● **SHORT PROBLEM**
Will you transcribe all the entries word for word, skipping the pictures they hold?

(Data records)
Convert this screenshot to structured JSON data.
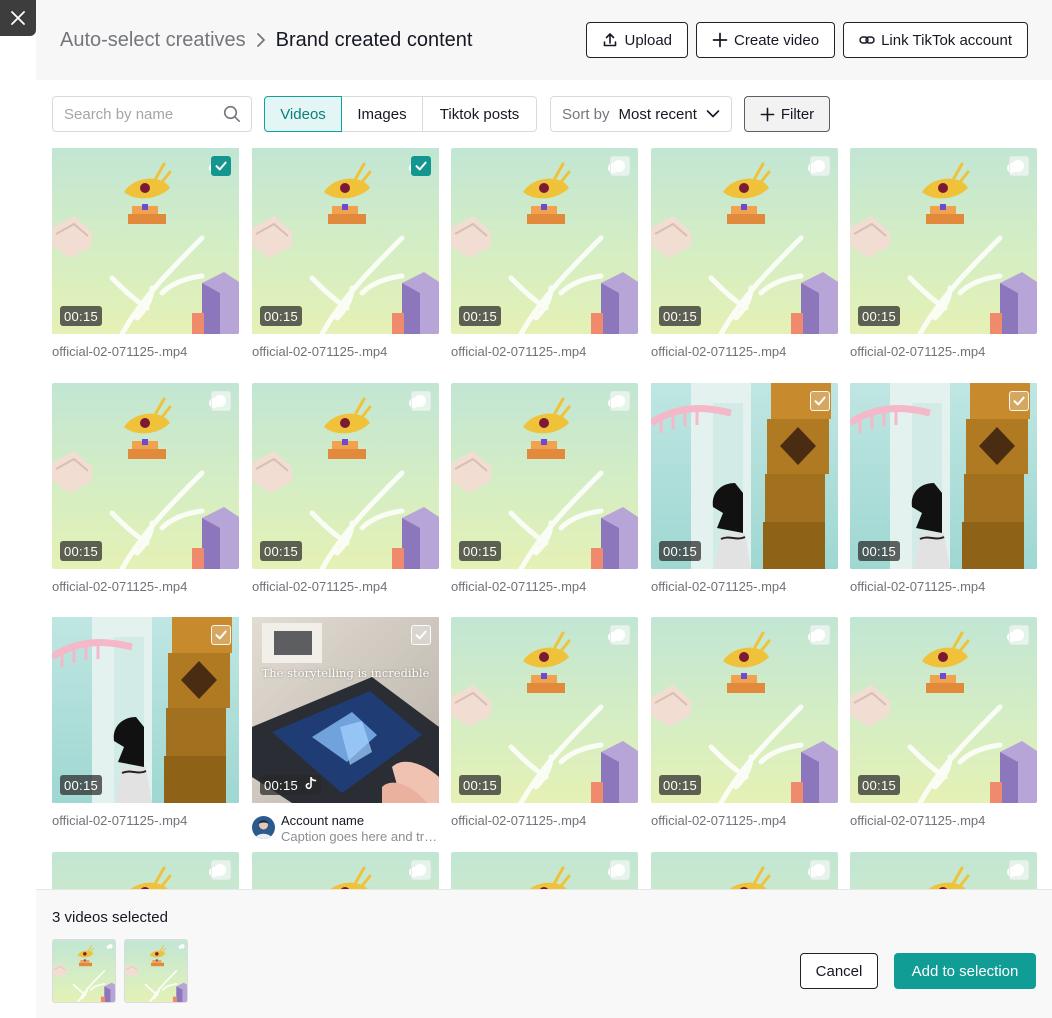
{
  "header": {
    "breadcrumb_parent": "Auto-select creatives",
    "breadcrumb_current": "Brand created content",
    "upload_label": "Upload",
    "create_video_label": "Create video",
    "link_tiktok_label": "Link TikTok account"
  },
  "toolbar": {
    "search_placeholder": "Search by name",
    "tabs": [
      "Videos",
      "Images",
      "Tiktok posts"
    ],
    "active_tab": "Videos",
    "sort_label": "Sort by",
    "sort_value": "Most recent",
    "filter_label": "Filter"
  },
  "grid": {
    "items": [
      {
        "art": "scene",
        "duration": "00:15",
        "name": "official-02-071125-.mp4",
        "checked": true
      },
      {
        "art": "scene",
        "duration": "00:15",
        "name": "official-02-071125-.mp4",
        "checked": true
      },
      {
        "art": "scene",
        "duration": "00:15",
        "name": "official-02-071125-.mp4",
        "checked": false
      },
      {
        "art": "scene",
        "duration": "00:15",
        "name": "official-02-071125-.mp4",
        "checked": false
      },
      {
        "art": "scene",
        "duration": "00:15",
        "name": "official-02-071125-.mp4",
        "checked": false
      },
      {
        "art": "scene",
        "duration": "00:15",
        "name": "official-02-071125-.mp4",
        "checked": false
      },
      {
        "art": "scene",
        "duration": "00:15",
        "name": "official-02-071125-.mp4",
        "checked": false
      },
      {
        "art": "scene",
        "duration": "00:15",
        "name": "official-02-071125-.mp4",
        "checked": false
      },
      {
        "art": "tower",
        "duration": "00:15",
        "name": "official-02-071125-.mp4",
        "checked": false,
        "muted": true
      },
      {
        "art": "tower",
        "duration": "00:15",
        "name": "official-02-071125-.mp4",
        "checked": false,
        "muted": true
      },
      {
        "art": "tower",
        "duration": "00:15",
        "name": "official-02-071125-.mp4",
        "checked": false,
        "muted": true
      },
      {
        "art": "tablet",
        "duration": "00:15",
        "overlay": "The storytelling is incredible",
        "tiktok": true,
        "account": "Account name",
        "caption": "Caption goes here and truncates",
        "checked": false,
        "muted": true
      },
      {
        "art": "scene",
        "duration": "00:15",
        "name": "official-02-071125-.mp4",
        "checked": false
      },
      {
        "art": "scene",
        "duration": "00:15",
        "name": "official-02-071125-.mp4",
        "checked": false
      },
      {
        "art": "scene",
        "duration": "00:15",
        "name": "official-02-071125-.mp4",
        "checked": false
      },
      {
        "art": "scene",
        "checked": false
      },
      {
        "art": "scene",
        "checked": false
      },
      {
        "art": "scene",
        "checked": false
      },
      {
        "art": "scene",
        "checked": false
      },
      {
        "art": "scene",
        "checked": false
      }
    ]
  },
  "footer": {
    "selected_text": "3 videos selected",
    "cancel_label": "Cancel",
    "add_label": "Add to selection"
  },
  "colors": {
    "accent": "#0f9d96",
    "active_tab_bg": "#e3f5f4",
    "header_bg": "#f7f7f8"
  }
}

● **ANSWER TO THIS PROBLEM**
Convert this screenshot to structured JSON data.
{
  "header": {
    "breadcrumb_parent": "Auto-select creatives",
    "breadcrumb_current": "Brand created content",
    "upload_label": "Upload",
    "create_video_label": "Create video",
    "link_tiktok_label": "Link TikTok account"
  },
  "toolbar": {
    "search_placeholder": "Search by name",
    "tabs": [
      "Videos",
      "Images",
      "Tiktok posts"
    ],
    "active_tab": "Videos",
    "sort_label": "Sort by",
    "sort_value": "Most recent",
    "filter_label": "Filter"
  },
  "grid": {
    "items": [
      {
        "art": "scene",
        "duration": "00:15",
        "name": "official-02-071125-.mp4",
        "checked": true
      },
      {
        "art": "scene",
        "duration": "00:15",
        "name": "official-02-071125-.mp4",
        "checked": true
      },
      {
        "art": "scene",
        "duration": "00:15",
        "name": "official-02-071125-.mp4",
        "checked": false
      },
      {
        "art": "scene",
        "duration": "00:15",
        "name": "official-02-071125-.mp4",
        "checked": false
      },
      {
        "art": "scene",
        "duration": "00:15",
        "name": "official-02-071125-.mp4",
        "checked": false
      },
      {
        "art": "scene",
        "duration": "00:15",
        "name": "official-02-071125-.mp4",
        "checked": false
      },
      {
        "art": "scene",
        "duration": "00:15",
        "name": "official-02-071125-.mp4",
        "checked": false
      },
      {
        "art": "scene",
        "duration": "00:15",
        "name": "official-02-071125-.mp4",
        "checked": false
      },
      {
        "art": "tower",
        "duration": "00:15",
        "name": "official-02-071125-.mp4",
        "checked": false,
        "muted": true
      },
      {
        "art": "tower",
        "duration": "00:15",
        "name": "official-02-071125-.mp4",
        "checked": false,
        "muted": true
      },
      {
        "art": "tower",
        "duration": "00:15",
        "name": "official-02-071125-.mp4",
        "checked": false,
        "muted": true
      },
      {
        "art": "tablet",
        "duration": "00:15",
        "overlay": "The storytelling is incredible",
        "tiktok": true,
        "account": "Account name",
        "caption": "Caption goes here and truncates",
        "checked": false,
        "muted": true
      },
      {
        "art": "scene",
        "duration": "00:15",
        "name": "official-02-071125-.mp4",
        "checked": false
      },
      {
        "art": "scene",
        "duration": "00:15",
        "name": "official-02-071125-.mp4",
        "checked": false
      },
      {
        "art": "scene",
        "duration": "00:15",
        "name": "official-02-071125-.mp4",
        "checked": false
      },
      {
        "art": "scene",
        "checked": false
      },
      {
        "art": "scene",
        "checked": false
      },
      {
        "art": "scene",
        "checked": false
      },
      {
        "art": "scene",
        "checked": false
      },
      {
        "art": "scene",
        "checked": false
      }
    ]
  },
  "footer": {
    "selected_text": "3 videos selected",
    "cancel_label": "Cancel",
    "add_label": "Add to selection"
  },
  "colors": {
    "accent": "#0f9d96",
    "active_tab_bg": "#e3f5f4",
    "header_bg": "#f7f7f8"
  }
}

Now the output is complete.